**PAGE TEXT:**
——
Supervised and Unsupervised Learning in Atomistic Simulations of Materials Under Reactive Conditions

Knowledge of the equation of state and chemical kinetics of materials under reactive conditions is needed for a wide number of research areas, including studies of planetary interiors, astrobiology, and candidate materials for hydrogen storage. The characterization of these systems under dynamic conditions is often nontrivial, especially for disordered or amorphous phases in which the underlying symmetry of the atomic geometries can be difficult to determine. Here, we focus specifically on two of our efforts to create computational tools to address these problems, namely: (1) the Chebyshev Interaction Model for Efficient Simulation (ChIMES), which is a machine-learned molecular dynamics potential based on linear combinations of many-body Chebyshev polynomials, and (2) the Scalar Graph Order Parameter (SGOP), which characterizes atomic structures based on their graph topologies. These methods will be discussed in the context of molecular dynamics simulations of chemical decomposition under high pressures, Δ-learning with semi-empirical quantum models to yield hybrid functional and coupled cluster accuracy with orders of magnitude improvement in computational cost, and the characterization of multi-element materials over a broad range of pressures and temperatures. Our methods provide a way to conduct computationally efficient and highly accurate simulations over varying conditions, where physical and chemical properties can be difficult to interrogate directly and there is historically a significant reliance on theoretical approaches for interpretation and validation of experimental results.
——
**RECORDS:**

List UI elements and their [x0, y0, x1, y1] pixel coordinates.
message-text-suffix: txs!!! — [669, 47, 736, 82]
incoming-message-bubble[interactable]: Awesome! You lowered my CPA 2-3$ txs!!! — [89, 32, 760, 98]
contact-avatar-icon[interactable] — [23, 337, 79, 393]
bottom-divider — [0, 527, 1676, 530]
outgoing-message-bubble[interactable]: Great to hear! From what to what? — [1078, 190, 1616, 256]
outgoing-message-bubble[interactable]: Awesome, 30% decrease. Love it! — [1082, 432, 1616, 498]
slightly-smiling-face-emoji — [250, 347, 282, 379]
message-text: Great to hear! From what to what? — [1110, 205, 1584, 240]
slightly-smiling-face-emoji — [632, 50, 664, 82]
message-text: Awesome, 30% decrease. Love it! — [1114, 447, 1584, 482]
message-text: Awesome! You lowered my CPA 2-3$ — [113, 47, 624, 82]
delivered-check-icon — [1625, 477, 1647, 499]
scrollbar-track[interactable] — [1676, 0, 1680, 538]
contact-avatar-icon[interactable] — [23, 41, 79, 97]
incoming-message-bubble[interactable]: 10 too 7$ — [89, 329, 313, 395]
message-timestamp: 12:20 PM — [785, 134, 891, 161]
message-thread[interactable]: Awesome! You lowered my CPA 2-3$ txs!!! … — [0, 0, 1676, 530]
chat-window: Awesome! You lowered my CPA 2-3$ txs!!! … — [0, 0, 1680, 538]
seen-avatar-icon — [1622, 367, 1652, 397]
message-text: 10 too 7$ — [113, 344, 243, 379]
——
**REQUIREMENT 1:** Using the abstract, explain in one to three sentences why characterizing these systems under dynamic conditions is often hard.
**REQUIREMENT 2:**
Answer these from the abstract, one line each:
(a) What is ChIMES based on?
(b) On what basis does SGOP characterize atomic structures?
(c) What is Δ-learning done with?
**REQUIREMENT 3:** List every research area the abstract names as needing knowledge of the equation of state and chemical kinetics of materials under reactive conditions.
The data is not needed for any of this work.

**RESPONSE 1:** Characterizing these systems is often nontrivial because, especially in disordered or amorphous phases, the underlying symmetry of the atomic geometries can be difficult to determine.

**RESPONSE 2:**
(a) Linear combinations of many-body Chebyshev polynomials
(b) Their graph topologies
(c) Semi-empirical quantum models

**RESPONSE 3:**
- Studies of planetary interiors
- Astrobiology
- Candidate materials for hydrogen storage